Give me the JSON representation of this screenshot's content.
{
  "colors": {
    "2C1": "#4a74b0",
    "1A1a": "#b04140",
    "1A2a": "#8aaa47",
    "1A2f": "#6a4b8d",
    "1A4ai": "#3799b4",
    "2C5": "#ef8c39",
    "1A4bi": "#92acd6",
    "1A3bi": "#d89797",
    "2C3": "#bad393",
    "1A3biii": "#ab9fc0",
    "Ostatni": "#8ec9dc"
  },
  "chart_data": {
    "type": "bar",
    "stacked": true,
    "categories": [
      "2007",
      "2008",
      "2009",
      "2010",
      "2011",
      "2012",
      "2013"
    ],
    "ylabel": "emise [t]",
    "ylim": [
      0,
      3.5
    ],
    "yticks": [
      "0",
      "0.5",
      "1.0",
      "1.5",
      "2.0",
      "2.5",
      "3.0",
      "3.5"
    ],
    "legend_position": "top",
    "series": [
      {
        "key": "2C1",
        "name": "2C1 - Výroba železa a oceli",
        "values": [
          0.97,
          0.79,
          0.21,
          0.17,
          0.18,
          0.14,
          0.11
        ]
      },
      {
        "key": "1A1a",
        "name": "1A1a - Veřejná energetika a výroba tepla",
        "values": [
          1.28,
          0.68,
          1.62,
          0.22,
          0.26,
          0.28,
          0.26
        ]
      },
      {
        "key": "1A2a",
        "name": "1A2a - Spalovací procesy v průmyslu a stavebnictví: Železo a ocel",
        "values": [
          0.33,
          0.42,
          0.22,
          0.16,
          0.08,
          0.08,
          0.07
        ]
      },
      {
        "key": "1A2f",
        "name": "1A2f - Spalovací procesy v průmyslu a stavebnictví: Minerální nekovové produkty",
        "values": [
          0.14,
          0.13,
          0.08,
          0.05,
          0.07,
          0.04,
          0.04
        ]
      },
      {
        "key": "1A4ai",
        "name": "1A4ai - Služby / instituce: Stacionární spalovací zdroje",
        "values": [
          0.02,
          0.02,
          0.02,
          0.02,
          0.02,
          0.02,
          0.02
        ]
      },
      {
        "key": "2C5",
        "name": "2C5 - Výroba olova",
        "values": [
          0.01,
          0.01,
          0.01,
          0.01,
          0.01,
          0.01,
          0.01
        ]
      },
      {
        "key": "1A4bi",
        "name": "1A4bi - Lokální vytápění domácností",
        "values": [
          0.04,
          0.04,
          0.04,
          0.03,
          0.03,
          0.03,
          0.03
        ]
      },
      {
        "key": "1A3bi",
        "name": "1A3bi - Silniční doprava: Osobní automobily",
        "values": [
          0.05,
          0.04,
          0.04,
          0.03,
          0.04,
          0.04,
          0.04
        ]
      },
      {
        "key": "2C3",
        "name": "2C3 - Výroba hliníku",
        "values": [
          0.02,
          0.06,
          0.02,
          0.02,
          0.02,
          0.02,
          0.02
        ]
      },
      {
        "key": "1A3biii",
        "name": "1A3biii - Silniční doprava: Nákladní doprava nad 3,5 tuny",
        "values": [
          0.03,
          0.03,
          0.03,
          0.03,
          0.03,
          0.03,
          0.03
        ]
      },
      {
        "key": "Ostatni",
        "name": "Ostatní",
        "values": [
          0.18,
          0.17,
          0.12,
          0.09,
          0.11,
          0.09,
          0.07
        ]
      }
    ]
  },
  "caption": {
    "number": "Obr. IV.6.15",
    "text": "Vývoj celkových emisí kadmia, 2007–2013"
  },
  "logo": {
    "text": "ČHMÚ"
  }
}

§ THE REQUEST: Would you restate each of the entries word for word?

§ ANSWER FOR THIS EXERCISE:
Give me the JSON representation of this screenshot's content.
{
  "colors": {
    "2C1": "#4a74b0",
    "1A1a": "#b04140",
    "1A2a": "#8aaa47",
    "1A2f": "#6a4b8d",
    "1A4ai": "#3799b4",
    "2C5": "#ef8c39",
    "1A4bi": "#92acd6",
    "1A3bi": "#d89797",
    "2C3": "#bad393",
    "1A3biii": "#ab9fc0",
    "Ostatni": "#8ec9dc"
  },
  "chart_data": {
    "type": "bar",
    "stacked": true,
    "categories": [
      "2007",
      "2008",
      "2009",
      "2010",
      "2011",
      "2012",
      "2013"
    ],
    "ylabel": "emise [t]",
    "ylim": [
      0,
      3.5
    ],
    "yticks": [
      "0",
      "0.5",
      "1.0",
      "1.5",
      "2.0",
      "2.5",
      "3.0",
      "3.5"
    ],
    "legend_position": "top",
    "series": [
      {
        "key": "2C1",
        "name": "2C1 - Výroba železa a oceli",
        "values": [
          0.97,
          0.79,
          0.21,
          0.17,
          0.18,
          0.14,
          0.11
        ]
      },
      {
        "key": "1A1a",
        "name": "1A1a - Veřejná energetika a výroba tepla",
        "values": [
          1.28,
          0.68,
          1.62,
          0.22,
          0.26,
          0.28,
          0.26
        ]
      },
      {
        "key": "1A2a",
        "name": "1A2a - Spalovací procesy v průmyslu a stavebnictví: Železo a ocel",
        "values": [
          0.33,
          0.42,
          0.22,
          0.16,
          0.08,
          0.08,
          0.07
        ]
      },
      {
        "key": "1A2f",
        "name": "1A2f - Spalovací procesy v průmyslu a stavebnictví: Minerální nekovové produkty",
        "values": [
          0.14,
          0.13,
          0.08,
          0.05,
          0.07,
          0.04,
          0.04
        ]
      },
      {
        "key": "1A4ai",
        "name": "1A4ai - Služby / instituce: Stacionární spalovací zdroje",
        "values": [
          0.02,
          0.02,
          0.02,
          0.02,
          0.02,
          0.02,
          0.02
        ]
      },
      {
        "key": "2C5",
        "name": "2C5 - Výroba olova",
        "values": [
          0.01,
          0.01,
          0.01,
          0.01,
          0.01,
          0.01,
          0.01
        ]
      },
      {
        "key": "1A4bi",
        "name": "1A4bi - Lokální vytápění domácností",
        "values": [
          0.04,
          0.04,
          0.04,
          0.03,
          0.03,
          0.03,
          0.03
        ]
      },
      {
        "key": "1A3bi",
        "name": "1A3bi - Silniční doprava: Osobní automobily",
        "values": [
          0.05,
          0.04,
          0.04,
          0.03,
          0.04,
          0.04,
          0.04
        ]
      },
      {
        "key": "2C3",
        "name": "2C3 - Výroba hliníku",
        "values": [
          0.02,
          0.06,
          0.02,
          0.02,
          0.02,
          0.02,
          0.02
        ]
      },
      {
        "key": "1A3biii",
        "name": "1A3biii - Silniční doprava: Nákladní doprava nad 3,5 tuny",
        "values": [
          0.03,
          0.03,
          0.03,
          0.03,
          0.03,
          0.03,
          0.03
        ]
      },
      {
        "key": "Ostatni",
        "name": "Ostatní",
        "values": [
          0.18,
          0.17,
          0.12,
          0.09,
          0.11,
          0.09,
          0.07
        ]
      }
    ]
  },
  "caption": {
    "number": "Obr. IV.6.15",
    "text": "Vývoj celkových emisí kadmia, 2007–2013"
  },
  "logo": {
    "text": "ČHMÚ"
  }
}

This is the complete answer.